▶ WORK TO BE COMPLETED
Show every line of the records below that contains the word "ylabel".

▶ DATA TO PROCESS
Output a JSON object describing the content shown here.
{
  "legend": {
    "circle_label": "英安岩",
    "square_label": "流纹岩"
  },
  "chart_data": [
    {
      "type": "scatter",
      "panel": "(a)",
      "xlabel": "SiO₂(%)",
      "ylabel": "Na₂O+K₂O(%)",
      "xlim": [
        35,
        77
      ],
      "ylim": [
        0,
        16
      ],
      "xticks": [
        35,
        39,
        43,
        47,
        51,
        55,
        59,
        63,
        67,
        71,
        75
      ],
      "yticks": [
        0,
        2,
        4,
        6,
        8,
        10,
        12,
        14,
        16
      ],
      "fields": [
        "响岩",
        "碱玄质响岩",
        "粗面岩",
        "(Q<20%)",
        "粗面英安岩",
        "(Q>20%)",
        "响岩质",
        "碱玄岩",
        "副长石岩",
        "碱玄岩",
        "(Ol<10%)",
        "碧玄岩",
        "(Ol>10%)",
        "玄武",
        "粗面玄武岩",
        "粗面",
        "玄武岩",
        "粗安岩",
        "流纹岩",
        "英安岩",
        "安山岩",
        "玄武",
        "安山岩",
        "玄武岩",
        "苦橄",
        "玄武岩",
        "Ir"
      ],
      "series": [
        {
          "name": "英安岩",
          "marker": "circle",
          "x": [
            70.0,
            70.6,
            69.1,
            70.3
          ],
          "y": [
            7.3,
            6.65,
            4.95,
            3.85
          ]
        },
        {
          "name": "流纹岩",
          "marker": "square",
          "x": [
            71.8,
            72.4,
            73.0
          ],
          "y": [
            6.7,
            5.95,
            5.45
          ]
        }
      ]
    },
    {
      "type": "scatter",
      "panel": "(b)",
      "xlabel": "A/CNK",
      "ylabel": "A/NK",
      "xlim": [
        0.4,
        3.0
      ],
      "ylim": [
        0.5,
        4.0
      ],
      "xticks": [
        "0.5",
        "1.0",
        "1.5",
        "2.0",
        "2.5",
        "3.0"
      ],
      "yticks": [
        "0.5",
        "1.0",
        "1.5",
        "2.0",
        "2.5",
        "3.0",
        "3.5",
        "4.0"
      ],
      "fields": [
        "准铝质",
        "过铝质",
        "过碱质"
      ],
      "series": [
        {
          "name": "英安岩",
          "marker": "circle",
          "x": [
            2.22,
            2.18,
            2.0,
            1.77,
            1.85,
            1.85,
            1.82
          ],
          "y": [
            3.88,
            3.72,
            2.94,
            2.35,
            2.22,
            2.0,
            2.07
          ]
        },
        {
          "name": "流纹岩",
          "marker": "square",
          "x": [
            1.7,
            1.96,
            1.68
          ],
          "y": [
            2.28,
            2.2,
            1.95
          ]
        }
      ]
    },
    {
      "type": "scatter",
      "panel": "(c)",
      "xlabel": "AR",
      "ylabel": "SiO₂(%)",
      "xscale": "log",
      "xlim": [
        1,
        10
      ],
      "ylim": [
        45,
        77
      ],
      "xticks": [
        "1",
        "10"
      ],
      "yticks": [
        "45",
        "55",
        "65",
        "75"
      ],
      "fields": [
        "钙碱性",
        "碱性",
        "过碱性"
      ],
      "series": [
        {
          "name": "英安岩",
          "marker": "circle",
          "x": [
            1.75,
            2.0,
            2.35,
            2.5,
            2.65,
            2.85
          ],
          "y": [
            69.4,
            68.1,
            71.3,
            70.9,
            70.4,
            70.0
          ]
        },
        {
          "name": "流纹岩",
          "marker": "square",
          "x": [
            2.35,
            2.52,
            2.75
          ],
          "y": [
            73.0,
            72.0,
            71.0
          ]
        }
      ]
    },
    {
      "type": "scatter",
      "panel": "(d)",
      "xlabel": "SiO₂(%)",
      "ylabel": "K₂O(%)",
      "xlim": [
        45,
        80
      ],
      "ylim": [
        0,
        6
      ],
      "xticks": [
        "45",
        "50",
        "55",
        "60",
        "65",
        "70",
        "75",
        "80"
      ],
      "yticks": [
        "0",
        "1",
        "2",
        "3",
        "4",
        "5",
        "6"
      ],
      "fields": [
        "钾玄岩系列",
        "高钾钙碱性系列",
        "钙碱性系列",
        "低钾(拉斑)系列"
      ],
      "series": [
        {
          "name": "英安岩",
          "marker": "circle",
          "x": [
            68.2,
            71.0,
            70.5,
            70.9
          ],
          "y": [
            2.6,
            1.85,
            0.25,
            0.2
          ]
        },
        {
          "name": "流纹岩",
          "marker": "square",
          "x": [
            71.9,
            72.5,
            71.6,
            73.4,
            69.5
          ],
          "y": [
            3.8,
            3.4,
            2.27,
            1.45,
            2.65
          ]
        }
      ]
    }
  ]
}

▶ RIGHT ANSWER
      "ylabel": "Na₂O+K₂O(%)",
      "ylabel": "A/NK",
      "ylabel": "SiO₂(%)",
      "ylabel": "K₂O(%)",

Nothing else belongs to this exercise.